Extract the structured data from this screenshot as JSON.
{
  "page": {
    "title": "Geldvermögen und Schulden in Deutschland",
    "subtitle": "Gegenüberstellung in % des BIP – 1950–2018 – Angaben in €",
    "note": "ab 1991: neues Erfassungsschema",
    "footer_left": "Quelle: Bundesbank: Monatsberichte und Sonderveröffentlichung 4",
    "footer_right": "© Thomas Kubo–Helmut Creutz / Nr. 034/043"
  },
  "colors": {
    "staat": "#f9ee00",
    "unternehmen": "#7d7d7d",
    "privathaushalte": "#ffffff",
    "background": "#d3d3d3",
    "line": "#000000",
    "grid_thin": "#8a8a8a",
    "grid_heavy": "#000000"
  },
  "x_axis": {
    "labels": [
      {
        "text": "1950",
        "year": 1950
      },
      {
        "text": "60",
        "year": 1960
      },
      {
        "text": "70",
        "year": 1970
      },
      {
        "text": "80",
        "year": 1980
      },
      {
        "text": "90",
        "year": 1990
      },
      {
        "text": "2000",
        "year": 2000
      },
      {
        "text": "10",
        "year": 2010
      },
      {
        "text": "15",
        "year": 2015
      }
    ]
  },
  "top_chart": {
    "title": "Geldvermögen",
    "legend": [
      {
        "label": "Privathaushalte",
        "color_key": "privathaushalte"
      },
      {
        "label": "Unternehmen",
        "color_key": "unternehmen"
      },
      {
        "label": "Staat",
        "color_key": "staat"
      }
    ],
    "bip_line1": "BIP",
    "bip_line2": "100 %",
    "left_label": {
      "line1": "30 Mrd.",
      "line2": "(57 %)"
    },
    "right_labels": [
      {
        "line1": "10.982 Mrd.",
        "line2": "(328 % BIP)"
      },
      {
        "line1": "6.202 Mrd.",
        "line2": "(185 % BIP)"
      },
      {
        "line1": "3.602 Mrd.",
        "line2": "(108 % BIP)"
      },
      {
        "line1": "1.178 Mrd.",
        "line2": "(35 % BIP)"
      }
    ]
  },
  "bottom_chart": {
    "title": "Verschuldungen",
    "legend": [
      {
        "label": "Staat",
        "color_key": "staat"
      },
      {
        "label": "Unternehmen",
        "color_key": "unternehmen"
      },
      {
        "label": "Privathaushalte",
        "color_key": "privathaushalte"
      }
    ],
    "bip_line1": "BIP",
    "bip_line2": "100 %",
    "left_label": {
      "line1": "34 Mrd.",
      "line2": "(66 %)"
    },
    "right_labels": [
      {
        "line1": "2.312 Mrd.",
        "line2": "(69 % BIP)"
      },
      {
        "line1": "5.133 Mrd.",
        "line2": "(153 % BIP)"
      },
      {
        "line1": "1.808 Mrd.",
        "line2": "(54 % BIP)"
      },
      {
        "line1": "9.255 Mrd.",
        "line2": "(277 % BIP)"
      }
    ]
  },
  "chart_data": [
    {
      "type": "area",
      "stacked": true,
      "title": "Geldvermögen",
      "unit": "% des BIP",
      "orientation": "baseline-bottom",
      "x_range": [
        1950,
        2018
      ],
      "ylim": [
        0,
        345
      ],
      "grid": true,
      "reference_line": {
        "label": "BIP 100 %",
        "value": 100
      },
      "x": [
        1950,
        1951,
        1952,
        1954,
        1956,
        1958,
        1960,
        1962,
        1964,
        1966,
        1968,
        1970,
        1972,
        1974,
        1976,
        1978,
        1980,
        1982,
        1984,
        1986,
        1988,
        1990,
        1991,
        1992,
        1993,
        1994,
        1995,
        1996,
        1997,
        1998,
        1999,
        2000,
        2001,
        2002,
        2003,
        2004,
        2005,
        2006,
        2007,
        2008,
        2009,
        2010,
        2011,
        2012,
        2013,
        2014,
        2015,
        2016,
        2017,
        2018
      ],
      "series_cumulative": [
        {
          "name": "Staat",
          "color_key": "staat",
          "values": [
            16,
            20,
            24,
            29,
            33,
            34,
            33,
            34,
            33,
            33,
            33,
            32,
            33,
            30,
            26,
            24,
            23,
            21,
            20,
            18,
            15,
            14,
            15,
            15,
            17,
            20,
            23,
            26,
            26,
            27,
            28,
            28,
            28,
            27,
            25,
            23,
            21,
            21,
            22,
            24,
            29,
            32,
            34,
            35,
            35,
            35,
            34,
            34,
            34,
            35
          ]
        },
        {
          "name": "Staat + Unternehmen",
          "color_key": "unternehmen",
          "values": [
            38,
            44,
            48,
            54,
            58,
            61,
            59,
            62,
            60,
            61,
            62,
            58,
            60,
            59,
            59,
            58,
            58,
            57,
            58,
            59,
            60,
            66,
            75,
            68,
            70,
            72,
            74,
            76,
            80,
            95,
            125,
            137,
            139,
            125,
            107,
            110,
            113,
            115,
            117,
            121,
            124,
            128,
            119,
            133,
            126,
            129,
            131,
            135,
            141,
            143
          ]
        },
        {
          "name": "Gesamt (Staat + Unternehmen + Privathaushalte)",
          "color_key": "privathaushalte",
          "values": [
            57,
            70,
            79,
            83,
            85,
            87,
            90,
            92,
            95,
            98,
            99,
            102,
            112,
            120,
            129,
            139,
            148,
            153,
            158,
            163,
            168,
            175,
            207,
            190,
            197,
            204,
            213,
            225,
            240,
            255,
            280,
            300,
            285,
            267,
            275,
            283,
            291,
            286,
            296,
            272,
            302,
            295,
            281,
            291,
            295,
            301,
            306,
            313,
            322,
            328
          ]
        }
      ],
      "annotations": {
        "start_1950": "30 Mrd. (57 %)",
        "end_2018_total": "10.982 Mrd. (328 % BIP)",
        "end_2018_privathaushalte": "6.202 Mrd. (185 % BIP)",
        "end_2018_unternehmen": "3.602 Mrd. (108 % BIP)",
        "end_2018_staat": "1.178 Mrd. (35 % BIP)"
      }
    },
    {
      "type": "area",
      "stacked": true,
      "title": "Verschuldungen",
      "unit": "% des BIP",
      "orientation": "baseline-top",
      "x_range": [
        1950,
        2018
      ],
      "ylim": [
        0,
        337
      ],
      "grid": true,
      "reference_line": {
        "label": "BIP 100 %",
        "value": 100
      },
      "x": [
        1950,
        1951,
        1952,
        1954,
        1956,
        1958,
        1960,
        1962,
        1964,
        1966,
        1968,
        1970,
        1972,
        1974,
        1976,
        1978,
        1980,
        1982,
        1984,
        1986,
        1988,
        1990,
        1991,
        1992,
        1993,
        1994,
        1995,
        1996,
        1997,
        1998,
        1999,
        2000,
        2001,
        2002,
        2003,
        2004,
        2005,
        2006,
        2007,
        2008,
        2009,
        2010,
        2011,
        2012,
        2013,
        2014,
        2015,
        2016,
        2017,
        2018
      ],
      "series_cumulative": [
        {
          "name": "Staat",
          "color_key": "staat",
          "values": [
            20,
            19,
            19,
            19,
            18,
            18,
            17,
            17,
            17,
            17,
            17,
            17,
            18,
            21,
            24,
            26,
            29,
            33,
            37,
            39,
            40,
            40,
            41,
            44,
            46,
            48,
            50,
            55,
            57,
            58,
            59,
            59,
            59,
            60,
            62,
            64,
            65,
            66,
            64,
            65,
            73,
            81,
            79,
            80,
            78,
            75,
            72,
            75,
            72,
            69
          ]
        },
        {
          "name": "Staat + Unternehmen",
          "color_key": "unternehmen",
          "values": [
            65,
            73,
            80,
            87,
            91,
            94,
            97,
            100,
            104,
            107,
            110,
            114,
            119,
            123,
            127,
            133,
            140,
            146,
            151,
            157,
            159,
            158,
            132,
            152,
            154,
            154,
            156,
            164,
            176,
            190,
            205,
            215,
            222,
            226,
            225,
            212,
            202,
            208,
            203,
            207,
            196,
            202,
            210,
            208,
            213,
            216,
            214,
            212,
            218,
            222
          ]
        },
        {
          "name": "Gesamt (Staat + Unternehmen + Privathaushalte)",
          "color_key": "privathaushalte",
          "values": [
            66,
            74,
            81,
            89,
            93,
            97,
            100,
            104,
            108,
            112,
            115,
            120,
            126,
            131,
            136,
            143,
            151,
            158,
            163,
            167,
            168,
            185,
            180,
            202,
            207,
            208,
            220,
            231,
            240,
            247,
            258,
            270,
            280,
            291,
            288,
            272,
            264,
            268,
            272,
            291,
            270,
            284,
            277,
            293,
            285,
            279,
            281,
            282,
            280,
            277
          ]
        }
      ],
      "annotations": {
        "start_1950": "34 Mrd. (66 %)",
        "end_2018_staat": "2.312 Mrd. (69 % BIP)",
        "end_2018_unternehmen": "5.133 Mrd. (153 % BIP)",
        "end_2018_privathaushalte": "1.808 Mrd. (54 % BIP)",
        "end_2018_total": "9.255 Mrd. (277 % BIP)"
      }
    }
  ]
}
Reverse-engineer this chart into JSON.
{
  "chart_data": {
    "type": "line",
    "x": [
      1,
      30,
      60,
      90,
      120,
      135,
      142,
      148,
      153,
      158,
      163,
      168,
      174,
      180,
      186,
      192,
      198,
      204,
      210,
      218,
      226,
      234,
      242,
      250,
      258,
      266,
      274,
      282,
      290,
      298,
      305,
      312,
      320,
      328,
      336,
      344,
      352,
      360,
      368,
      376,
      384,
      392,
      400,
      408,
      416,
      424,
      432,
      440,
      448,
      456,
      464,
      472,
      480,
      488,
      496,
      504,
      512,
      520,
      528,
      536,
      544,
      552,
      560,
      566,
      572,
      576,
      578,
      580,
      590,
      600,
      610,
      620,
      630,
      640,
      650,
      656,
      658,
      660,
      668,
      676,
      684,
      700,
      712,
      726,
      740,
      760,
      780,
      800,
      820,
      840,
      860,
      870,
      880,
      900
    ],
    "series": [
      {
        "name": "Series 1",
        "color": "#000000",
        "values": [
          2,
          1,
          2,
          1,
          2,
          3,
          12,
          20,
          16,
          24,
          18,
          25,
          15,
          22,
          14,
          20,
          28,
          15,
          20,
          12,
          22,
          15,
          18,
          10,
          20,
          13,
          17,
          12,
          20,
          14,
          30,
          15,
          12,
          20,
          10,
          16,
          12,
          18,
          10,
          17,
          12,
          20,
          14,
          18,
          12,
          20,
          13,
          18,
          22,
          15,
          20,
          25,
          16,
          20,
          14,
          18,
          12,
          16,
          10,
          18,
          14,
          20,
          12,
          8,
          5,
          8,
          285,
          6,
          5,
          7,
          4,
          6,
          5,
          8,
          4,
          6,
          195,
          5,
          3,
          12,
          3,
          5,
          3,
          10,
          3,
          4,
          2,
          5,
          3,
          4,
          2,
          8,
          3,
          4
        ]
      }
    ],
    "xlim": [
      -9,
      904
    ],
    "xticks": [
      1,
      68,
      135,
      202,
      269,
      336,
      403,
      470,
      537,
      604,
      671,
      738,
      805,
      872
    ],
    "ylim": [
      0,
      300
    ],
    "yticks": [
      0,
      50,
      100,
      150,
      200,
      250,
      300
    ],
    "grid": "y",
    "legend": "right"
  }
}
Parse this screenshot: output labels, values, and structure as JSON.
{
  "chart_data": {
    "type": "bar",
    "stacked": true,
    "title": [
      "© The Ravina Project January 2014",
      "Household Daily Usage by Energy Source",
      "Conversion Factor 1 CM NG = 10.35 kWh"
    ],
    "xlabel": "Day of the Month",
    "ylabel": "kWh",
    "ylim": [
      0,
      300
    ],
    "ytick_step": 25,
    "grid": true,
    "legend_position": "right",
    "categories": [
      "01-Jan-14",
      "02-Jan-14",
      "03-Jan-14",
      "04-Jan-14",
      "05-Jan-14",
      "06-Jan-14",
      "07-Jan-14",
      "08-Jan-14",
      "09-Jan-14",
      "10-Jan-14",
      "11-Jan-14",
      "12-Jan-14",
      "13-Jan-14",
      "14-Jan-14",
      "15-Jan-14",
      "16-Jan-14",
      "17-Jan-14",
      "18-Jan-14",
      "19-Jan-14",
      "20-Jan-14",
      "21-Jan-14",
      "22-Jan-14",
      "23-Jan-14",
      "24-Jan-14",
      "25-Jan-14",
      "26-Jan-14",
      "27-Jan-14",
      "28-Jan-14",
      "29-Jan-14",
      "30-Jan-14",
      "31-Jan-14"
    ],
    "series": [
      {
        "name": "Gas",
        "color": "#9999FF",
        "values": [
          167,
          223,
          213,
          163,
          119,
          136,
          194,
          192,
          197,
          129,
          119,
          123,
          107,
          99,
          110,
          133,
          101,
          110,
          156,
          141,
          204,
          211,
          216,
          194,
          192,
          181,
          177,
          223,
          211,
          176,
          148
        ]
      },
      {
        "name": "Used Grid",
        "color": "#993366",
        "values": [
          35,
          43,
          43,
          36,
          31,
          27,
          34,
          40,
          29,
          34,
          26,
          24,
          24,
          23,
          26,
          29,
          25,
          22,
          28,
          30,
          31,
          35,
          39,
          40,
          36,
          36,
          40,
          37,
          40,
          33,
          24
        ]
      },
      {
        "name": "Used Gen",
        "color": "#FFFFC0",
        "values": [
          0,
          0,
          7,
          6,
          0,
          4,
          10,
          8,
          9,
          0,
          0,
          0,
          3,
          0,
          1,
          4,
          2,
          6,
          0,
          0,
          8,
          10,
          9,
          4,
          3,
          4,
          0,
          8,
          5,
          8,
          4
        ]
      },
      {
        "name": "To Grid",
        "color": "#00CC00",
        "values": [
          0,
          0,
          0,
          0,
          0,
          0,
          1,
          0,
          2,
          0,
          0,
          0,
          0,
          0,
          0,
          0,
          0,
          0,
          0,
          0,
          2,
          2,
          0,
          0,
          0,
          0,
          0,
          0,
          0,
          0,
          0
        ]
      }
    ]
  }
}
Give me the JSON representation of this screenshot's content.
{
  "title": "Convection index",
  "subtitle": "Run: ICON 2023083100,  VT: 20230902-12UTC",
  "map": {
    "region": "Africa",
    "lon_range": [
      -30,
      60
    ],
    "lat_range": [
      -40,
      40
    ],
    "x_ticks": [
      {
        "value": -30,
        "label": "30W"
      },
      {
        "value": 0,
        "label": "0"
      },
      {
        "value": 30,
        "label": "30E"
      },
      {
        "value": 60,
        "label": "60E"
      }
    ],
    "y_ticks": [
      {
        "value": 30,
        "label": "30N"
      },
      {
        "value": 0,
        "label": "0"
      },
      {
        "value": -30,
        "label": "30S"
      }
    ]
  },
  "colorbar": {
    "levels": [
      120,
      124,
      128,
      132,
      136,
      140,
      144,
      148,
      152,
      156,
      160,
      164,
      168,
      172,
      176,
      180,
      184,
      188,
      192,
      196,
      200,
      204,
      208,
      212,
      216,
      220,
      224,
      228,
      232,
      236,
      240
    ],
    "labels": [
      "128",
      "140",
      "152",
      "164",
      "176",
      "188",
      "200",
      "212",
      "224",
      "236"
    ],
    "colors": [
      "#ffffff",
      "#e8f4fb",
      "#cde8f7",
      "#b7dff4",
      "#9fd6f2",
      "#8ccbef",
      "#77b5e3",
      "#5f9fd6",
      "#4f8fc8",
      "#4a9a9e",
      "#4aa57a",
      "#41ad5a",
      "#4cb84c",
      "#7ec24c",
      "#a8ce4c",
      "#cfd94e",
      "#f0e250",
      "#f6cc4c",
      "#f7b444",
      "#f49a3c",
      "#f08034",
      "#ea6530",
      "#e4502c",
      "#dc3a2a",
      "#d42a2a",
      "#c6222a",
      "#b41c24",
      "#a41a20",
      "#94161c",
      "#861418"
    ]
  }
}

□ □ □ □ □

▶ Exercise brief:
Go through the material above and copy each line that has the word "JSON".

▶ Finished task:
Extract the structured data from this screenshot as JSON.
Reverse-engineer this chart into JSON.
Parse this screenshot: output labels, values, and structure as JSON.
Give me the JSON representation of this screenshot's content.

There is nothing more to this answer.